++++ Extracted records

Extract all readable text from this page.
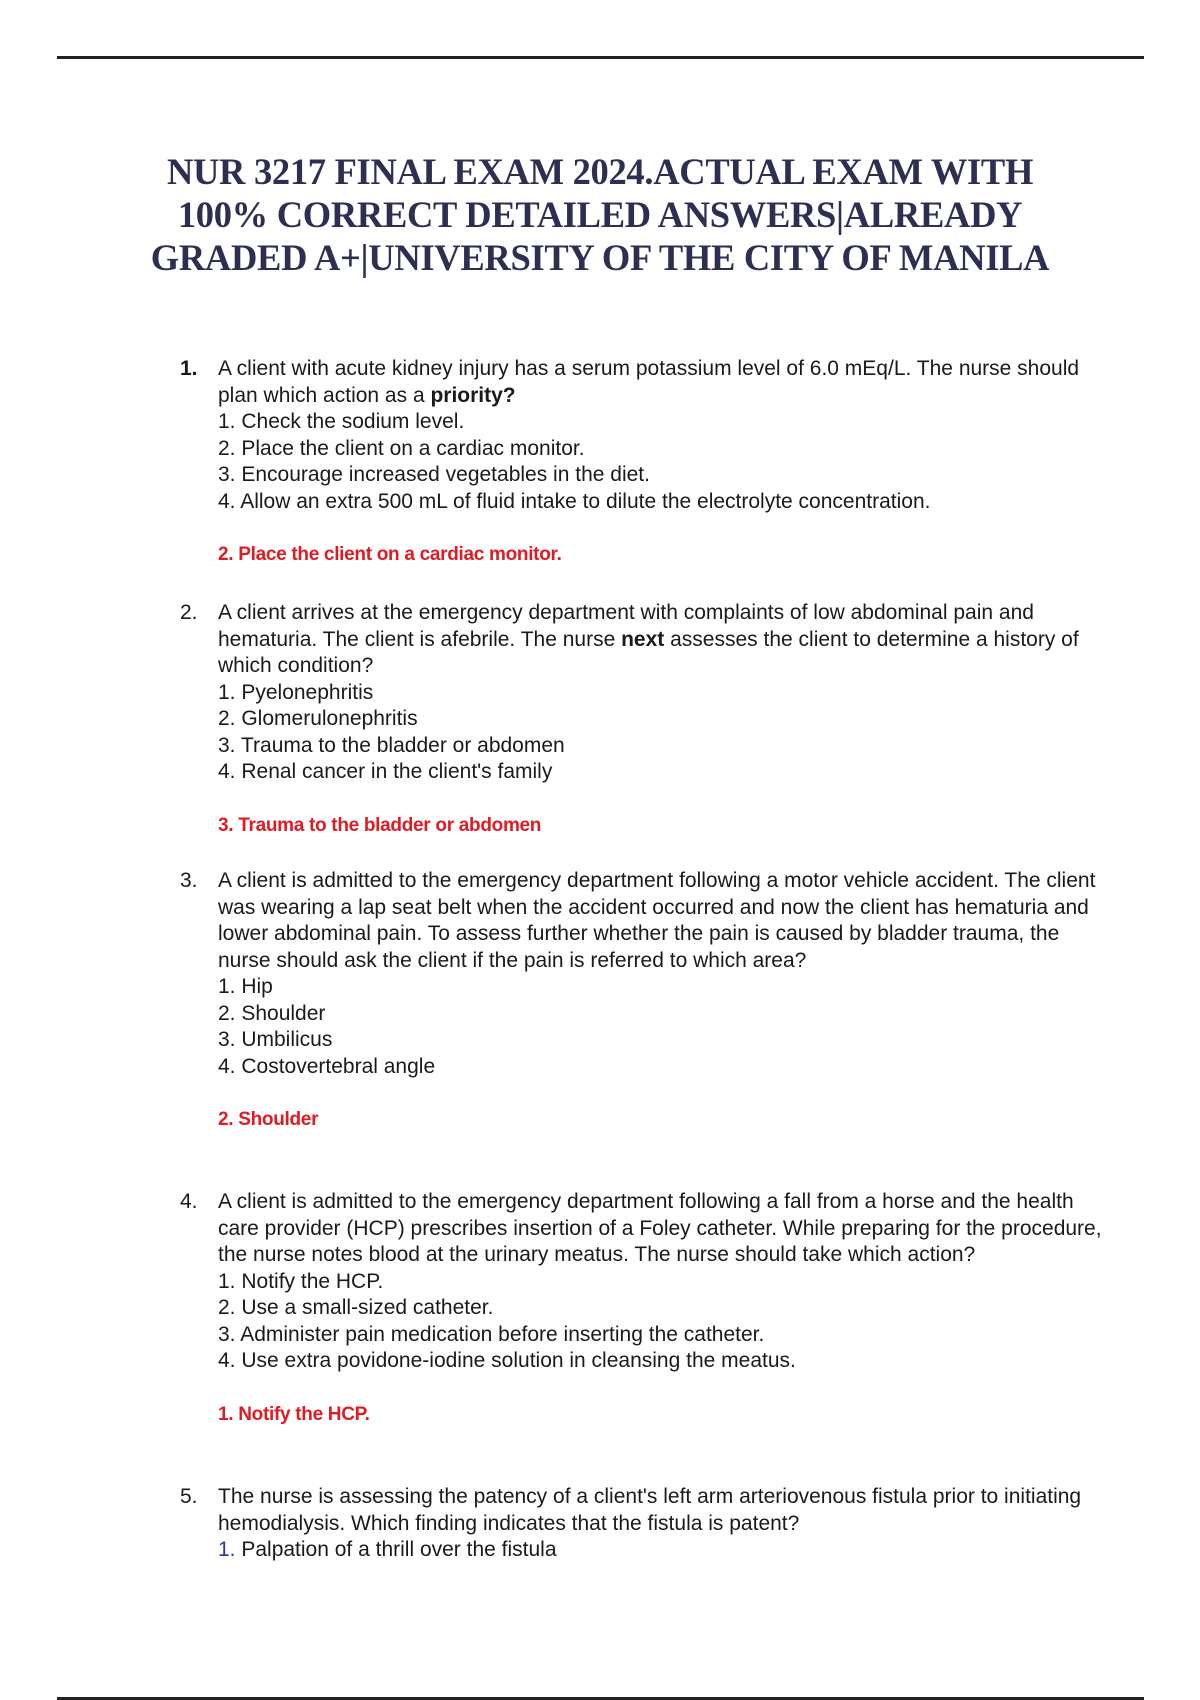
NUR 3217 FINAL EXAM 2024.ACTUAL EXAM WITH
100% CORRECT DETAILED ANSWERS|ALREADY
GRADED A+|UNIVERSITY OF THE CITY OF MANILA
1. A client with acute kidney injury has a serum potassium level of 6.0 mEq/L. The nurse should plan which action as a priority?
1. Check the sodium level.
2. Place the client on a cardiac monitor.
3. Encourage increased vegetables in the diet.
4. Allow an extra 500 mL of fluid intake to dilute the electrolyte concentration.
2. Place the client on a cardiac monitor.
2. A client arrives at the emergency department with complaints of low abdominal pain and hematuria. The client is afebrile. The nurse next assesses the client to determine a history of which condition?
1. Pyelonephritis
2. Glomerulonephritis
3. Trauma to the bladder or abdomen
4. Renal cancer in the client's family
3. Trauma to the bladder or abdomen
3. A client is admitted to the emergency department following a motor vehicle accident. The client was wearing a lap seat belt when the accident occurred and now the client has hematuria and lower abdominal pain. To assess further whether the pain is caused by bladder trauma, the nurse should ask the client if the pain is referred to which area?
1. Hip
2. Shoulder
3. Umbilicus
4. Costovertebral angle
2. Shoulder
4. A client is admitted to the emergency department following a fall from a horse and the health care provider (HCP) prescribes insertion of a Foley catheter. While preparing for the procedure, the nurse notes blood at the urinary meatus. The nurse should take which action?
1. Notify the HCP.
2. Use a small-sized catheter.
3. Administer pain medication before inserting the catheter.
4. Use extra povidone-iodine solution in cleansing the meatus.
1. Notify the HCP.
5. The nurse is assessing the patency of a client's left arm arteriovenous fistula prior to initiating hemodialysis. Which finding indicates that the fistula is patent?
1. Palpation of a thrill over the fistula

++++++++

# Exercise prompt
Output all of the records exactly as they appear above, but not the pictures.

# Answer for this exercise
Extract all readable text from this page.
NUR 3217 FINAL EXAM 2024.ACTUAL EXAM WITH
100% CORRECT DETAILED ANSWERS|ALREADY
GRADED A+|UNIVERSITY OF THE CITY OF MANILA
1. A client with acute kidney injury has a serum potassium level of 6.0 mEq/L. The nurse should plan which action as a priority?
1. Check the sodium level.
2. Place the client on a cardiac monitor.
3. Encourage increased vegetables in the diet.
4. Allow an extra 500 mL of fluid intake to dilute the electrolyte concentration.
2. Place the client on a cardiac monitor.
2. A client arrives at the emergency department with complaints of low abdominal pain and hematuria. The client is afebrile. The nurse next assesses the client to determine a history of which condition?
1. Pyelonephritis
2. Glomerulonephritis
3. Trauma to the bladder or abdomen
4. Renal cancer in the client's family
3. Trauma to the bladder or abdomen
3. A client is admitted to the emergency department following a motor vehicle accident. The client was wearing a lap seat belt when the accident occurred and now the client has hematuria and lower abdominal pain. To assess further whether the pain is caused by bladder trauma, the nurse should ask the client if the pain is referred to which area?
1. Hip
2. Shoulder
3. Umbilicus
4. Costovertebral angle
2. Shoulder
4. A client is admitted to the emergency department following a fall from a horse and the health care provider (HCP) prescribes insertion of a Foley catheter. While preparing for the procedure, the nurse notes blood at the urinary meatus. The nurse should take which action?
1. Notify the HCP.
2. Use a small-sized catheter.
3. Administer pain medication before inserting the catheter.
4. Use extra povidone-iodine solution in cleansing the meatus.
1. Notify the HCP.
5. The nurse is assessing the patency of a client's left arm arteriovenous fistula prior to initiating hemodialysis. Which finding indicates that the fistula is patent?
1. Palpation of a thrill over the fistula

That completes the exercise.